__Task description__:
Will you extract the entries word for word? Images should not appear in the copy.

__Working data__:
>>>

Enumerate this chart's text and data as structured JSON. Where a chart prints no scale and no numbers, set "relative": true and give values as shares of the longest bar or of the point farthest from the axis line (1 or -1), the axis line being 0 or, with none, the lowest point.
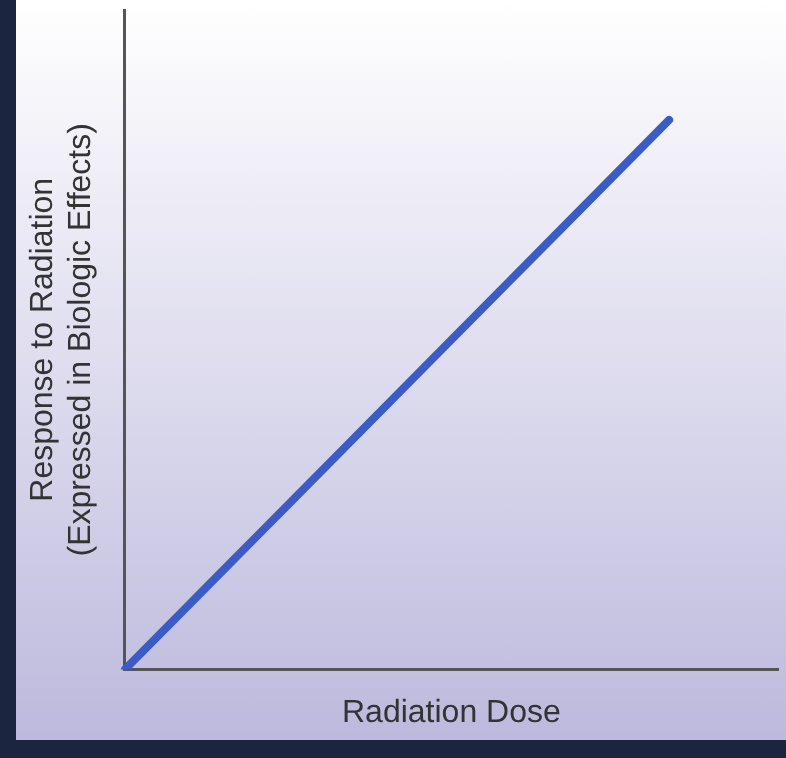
{
  "chart_data": {
    "type": "line",
    "relative": true,
    "xlabel": "Radiation Dose",
    "ylabel": "Response to Radiation\n(Expressed in Biologic Effects)",
    "categories": [
      null,
      null,
      null,
      null,
      null,
      null,
      null
    ],
    "series": [
      {
        "color": "#3b5cc4",
        "values": [
          0,
          0.2,
          0.4,
          0.6,
          0.8,
          1,
          null
        ]
      }
    ],
    "grid": false,
    "legend": false,
    "marker": "none",
    "line_style": "solid"
  }
}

<<<

__Final result__:
Enumerate this chart's text and data as structured JSON. Where a chart prints no scale and no numbers, set "relative": true and give values as shares of the longest bar or of the point farthest from the axis line (1 or -1), the axis line being 0 or, with none, the lowest point.
{
  "chart_data": {
    "type": "line",
    "relative": true,
    "xlabel": "Radiation Dose",
    "ylabel": "Response to Radiation\n(Expressed in Biologic Effects)",
    "categories": [
      null,
      null,
      null,
      null,
      null,
      null,
      null
    ],
    "series": [
      {
        "color": "#3b5cc4",
        "values": [
          0,
          0.2,
          0.4,
          0.6,
          0.8,
          1,
          null
        ]
      }
    ],
    "grid": false,
    "legend": false,
    "marker": "none",
    "line_style": "solid"
  }
}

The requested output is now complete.